--- Begin Materials provided ---

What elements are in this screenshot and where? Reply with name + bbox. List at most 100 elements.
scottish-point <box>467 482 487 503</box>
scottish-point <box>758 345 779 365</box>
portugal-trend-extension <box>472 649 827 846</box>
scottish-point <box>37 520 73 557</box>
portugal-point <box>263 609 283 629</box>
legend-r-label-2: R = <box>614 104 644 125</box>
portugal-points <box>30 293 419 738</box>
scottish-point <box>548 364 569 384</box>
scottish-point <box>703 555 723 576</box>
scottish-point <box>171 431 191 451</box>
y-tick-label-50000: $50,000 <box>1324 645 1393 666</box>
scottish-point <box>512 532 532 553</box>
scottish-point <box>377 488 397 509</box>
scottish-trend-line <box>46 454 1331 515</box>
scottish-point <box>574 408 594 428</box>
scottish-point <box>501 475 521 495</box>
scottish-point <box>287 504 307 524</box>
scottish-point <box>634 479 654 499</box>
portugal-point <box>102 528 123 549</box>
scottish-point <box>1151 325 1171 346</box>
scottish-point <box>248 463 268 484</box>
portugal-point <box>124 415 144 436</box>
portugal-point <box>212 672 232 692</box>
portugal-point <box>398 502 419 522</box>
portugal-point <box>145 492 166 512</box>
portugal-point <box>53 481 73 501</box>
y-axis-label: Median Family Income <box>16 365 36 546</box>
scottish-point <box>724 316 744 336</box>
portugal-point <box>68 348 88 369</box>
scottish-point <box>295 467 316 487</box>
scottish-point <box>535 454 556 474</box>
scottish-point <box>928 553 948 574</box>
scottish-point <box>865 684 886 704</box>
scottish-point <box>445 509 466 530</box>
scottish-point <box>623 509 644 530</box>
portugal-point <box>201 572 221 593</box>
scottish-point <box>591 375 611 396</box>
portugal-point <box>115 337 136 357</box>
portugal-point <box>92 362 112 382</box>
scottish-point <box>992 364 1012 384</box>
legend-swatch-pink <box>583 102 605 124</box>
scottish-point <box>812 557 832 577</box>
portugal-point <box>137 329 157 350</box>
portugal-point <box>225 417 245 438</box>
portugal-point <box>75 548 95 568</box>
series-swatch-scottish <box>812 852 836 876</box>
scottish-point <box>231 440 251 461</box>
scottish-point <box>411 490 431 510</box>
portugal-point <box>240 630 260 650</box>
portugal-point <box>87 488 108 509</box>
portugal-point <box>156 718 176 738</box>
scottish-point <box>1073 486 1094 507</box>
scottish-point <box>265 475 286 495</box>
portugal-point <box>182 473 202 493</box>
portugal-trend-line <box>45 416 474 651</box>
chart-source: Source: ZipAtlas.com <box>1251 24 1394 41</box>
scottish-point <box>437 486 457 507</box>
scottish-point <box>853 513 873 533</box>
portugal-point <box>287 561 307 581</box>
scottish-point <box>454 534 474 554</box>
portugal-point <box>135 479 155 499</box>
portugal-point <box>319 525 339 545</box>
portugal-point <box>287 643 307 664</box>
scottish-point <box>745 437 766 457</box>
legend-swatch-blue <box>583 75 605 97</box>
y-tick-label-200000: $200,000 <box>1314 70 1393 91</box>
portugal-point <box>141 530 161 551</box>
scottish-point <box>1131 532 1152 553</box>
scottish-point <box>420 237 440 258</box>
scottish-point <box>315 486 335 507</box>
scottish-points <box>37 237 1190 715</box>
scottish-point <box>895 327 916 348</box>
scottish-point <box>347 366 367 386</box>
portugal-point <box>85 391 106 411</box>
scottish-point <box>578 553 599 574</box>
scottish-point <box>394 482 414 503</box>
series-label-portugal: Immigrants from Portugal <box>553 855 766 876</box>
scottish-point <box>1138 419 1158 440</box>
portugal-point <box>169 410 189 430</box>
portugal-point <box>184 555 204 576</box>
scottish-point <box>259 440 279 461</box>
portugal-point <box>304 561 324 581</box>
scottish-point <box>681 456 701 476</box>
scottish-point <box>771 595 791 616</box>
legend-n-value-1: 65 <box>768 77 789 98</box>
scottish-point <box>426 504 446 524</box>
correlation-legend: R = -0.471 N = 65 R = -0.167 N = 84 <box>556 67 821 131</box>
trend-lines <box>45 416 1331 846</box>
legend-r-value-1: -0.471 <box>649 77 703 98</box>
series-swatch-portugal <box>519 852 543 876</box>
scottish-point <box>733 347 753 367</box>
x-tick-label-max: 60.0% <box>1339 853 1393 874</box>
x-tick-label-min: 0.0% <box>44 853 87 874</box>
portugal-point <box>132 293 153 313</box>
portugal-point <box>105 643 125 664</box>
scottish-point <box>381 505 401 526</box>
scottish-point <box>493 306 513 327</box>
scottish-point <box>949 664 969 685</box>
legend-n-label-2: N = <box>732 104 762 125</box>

--- End Materials provided ---

◆ Goal of the exercise ◆
From the rows above, take the part that opens with the first line and closes with the line containing "portugal-points <box>30 293 419 738</box>", both included, and give it as a numbered list with blank lines left out.

◆ Task result ◆
1. What elements are in this screenshot and where? Reply with name + bbox. List at most 100 elements.
2. scottish-point <box>467 482 487 503</box>
3. scottish-point <box>758 345 779 365</box>
4. portugal-trend-extension <box>472 649 827 846</box>
5. scottish-point <box>37 520 73 557</box>
6. portugal-point <box>263 609 283 629</box>
7. legend-r-label-2: R = <box>614 104 644 125</box>
8. portugal-points <box>30 293 419 738</box>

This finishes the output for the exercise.